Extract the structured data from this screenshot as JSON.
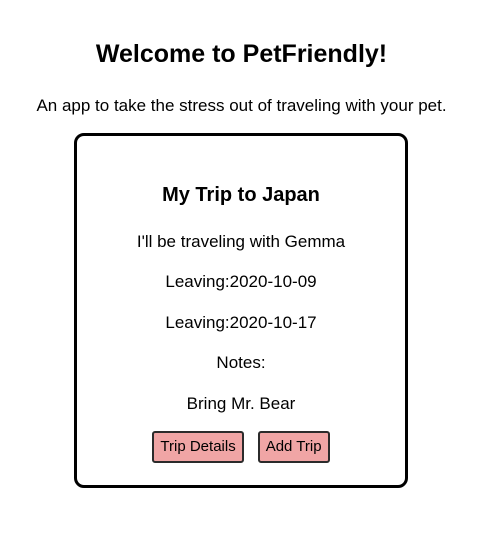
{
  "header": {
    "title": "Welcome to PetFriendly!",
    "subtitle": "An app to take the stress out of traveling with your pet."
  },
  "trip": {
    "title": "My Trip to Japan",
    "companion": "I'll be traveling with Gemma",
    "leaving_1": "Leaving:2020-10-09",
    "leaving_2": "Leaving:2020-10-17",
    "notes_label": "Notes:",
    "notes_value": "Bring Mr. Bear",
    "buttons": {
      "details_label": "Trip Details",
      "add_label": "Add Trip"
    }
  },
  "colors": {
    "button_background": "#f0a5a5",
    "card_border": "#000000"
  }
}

************

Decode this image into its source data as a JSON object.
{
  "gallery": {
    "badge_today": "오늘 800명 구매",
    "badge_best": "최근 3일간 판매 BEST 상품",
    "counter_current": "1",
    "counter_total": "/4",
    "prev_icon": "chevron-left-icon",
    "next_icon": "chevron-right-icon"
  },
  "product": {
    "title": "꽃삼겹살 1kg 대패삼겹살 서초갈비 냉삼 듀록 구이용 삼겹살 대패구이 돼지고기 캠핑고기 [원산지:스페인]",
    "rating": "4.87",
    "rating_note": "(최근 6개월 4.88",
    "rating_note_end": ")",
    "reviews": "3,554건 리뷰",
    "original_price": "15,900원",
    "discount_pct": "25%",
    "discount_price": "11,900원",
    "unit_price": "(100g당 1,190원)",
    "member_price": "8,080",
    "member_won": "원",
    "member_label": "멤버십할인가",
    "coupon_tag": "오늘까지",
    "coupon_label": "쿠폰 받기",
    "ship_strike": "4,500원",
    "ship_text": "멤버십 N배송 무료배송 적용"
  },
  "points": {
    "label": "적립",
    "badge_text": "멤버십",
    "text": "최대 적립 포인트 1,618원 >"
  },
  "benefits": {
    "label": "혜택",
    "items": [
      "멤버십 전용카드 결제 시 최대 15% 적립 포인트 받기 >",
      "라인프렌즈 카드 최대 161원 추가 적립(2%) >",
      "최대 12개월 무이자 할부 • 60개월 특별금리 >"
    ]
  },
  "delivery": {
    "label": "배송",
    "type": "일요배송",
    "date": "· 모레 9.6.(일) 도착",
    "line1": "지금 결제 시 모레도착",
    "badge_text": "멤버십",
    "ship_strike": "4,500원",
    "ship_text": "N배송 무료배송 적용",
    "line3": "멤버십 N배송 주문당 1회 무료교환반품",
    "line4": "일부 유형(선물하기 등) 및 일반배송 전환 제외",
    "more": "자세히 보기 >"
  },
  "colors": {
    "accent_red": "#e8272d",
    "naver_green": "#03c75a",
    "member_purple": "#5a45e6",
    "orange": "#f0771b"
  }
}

************

Description of the task >>
Count the lines above that contain the word "icon", and reply with only that number.

Answer to this problem >>
2